» Aim of the exercise: Copy each record exactly as it reads, leaving out any pictures it holds.

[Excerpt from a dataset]
****************************************

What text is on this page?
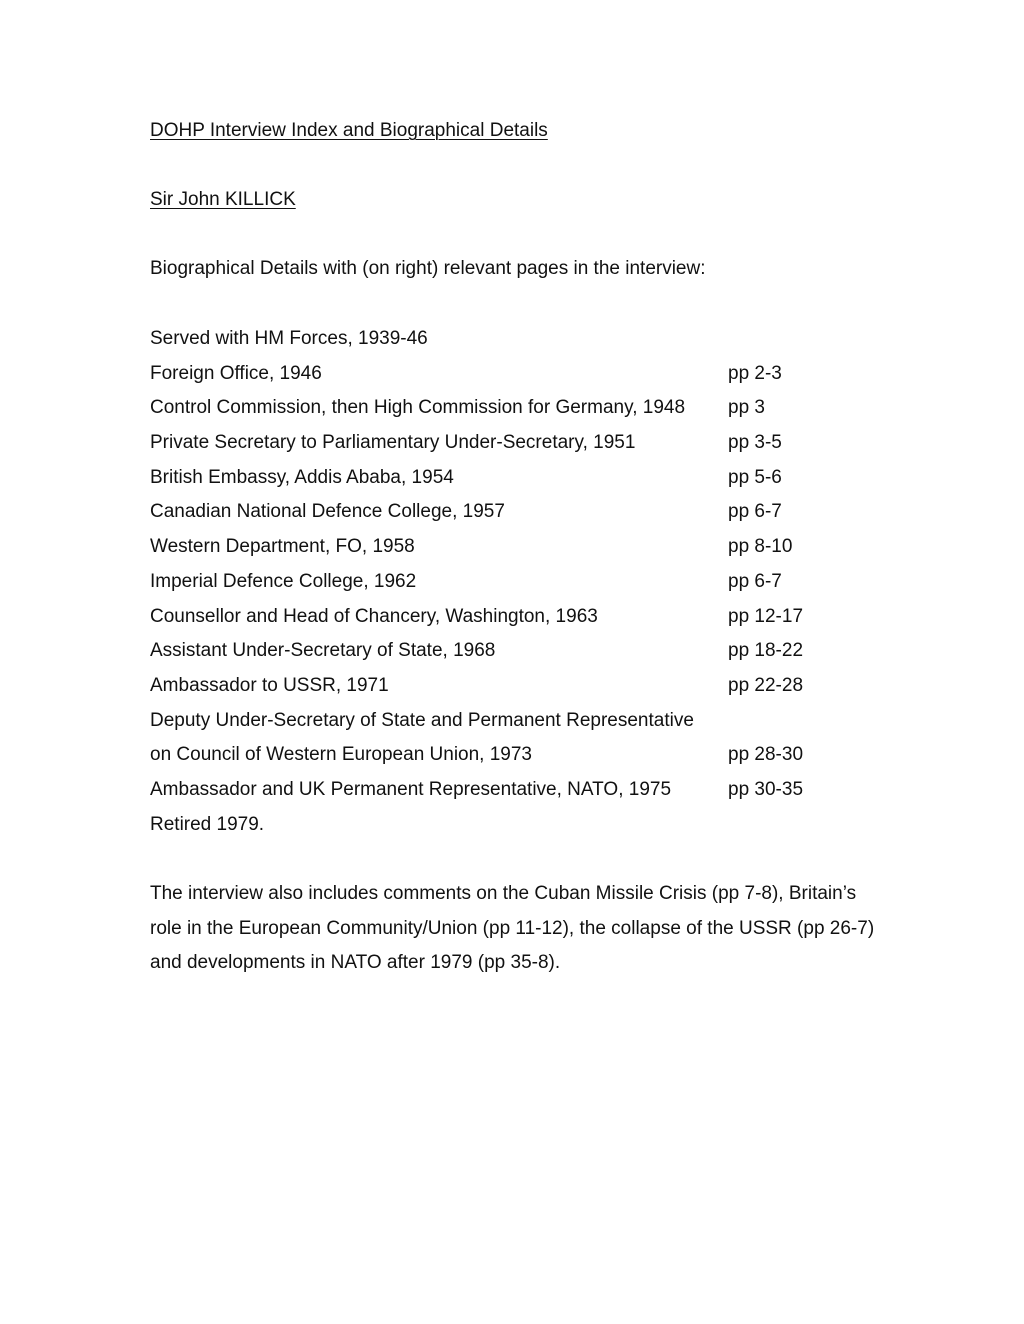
DOHP Interview Index and Biographical Details
Sir John KILLICK
Biographical Details with (on right) relevant pages in the interview:
Served with HM Forces, 1939-46
Foreign Office, 1946	pp 2-3
Control Commission, then High Commission for Germany, 1948 pp 3
Private Secretary to Parliamentary Under-Secretary, 1951	pp 3-5
British Embassy, Addis Ababa, 1954	pp 5-6
Canadian National Defence College, 1957	pp 6-7
Western Department, FO, 1958	pp 8-10
Imperial Defence College, 1962	pp 6-7
Counsellor and Head of Chancery, Washington, 1963	pp 12-17
Assistant Under-Secretary of State, 1968	pp 18-22
Ambassador to USSR, 1971	pp 22-28
Deputy Under-Secretary of State and Permanent Representative
on Council of Western European Union, 1973	pp 28-30
Ambassador and UK Permanent Representative, NATO, 1975	pp 30-35
Retired 1979.
The interview also includes comments on the Cuban Missile Crisis (pp 7-8), Britain’s
role in the European Community/Union (pp 11-12), the collapse of the USSR (pp 26-7)
and developments in NATO after 1979 (pp 35-8).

****************************************

» Solved problem:
What text is on this page?
DOHP Interview Index and Biographical Details
Sir John KILLICK
Biographical Details with (on right) relevant pages in the interview:
Served with HM Forces, 1939-46
Foreign Office, 1946	pp 2-3
Control Commission, then High Commission for Germany, 1948 pp 3
Private Secretary to Parliamentary Under-Secretary, 1951	pp 3-5
British Embassy, Addis Ababa, 1954	pp 5-6
Canadian National Defence College, 1957	pp 6-7
Western Department, FO, 1958	pp 8-10
Imperial Defence College, 1962	pp 6-7
Counsellor and Head of Chancery, Washington, 1963	pp 12-17
Assistant Under-Secretary of State, 1968	pp 18-22
Ambassador to USSR, 1971	pp 22-28
Deputy Under-Secretary of State and Permanent Representative
on Council of Western European Union, 1973	pp 28-30
Ambassador and UK Permanent Representative, NATO, 1975	pp 30-35
Retired 1979.
The interview also includes comments on the Cuban Missile Crisis (pp 7-8), Britain’s
role in the European Community/Union (pp 11-12), the collapse of the USSR (pp 26-7)
and developments in NATO after 1979 (pp 35-8).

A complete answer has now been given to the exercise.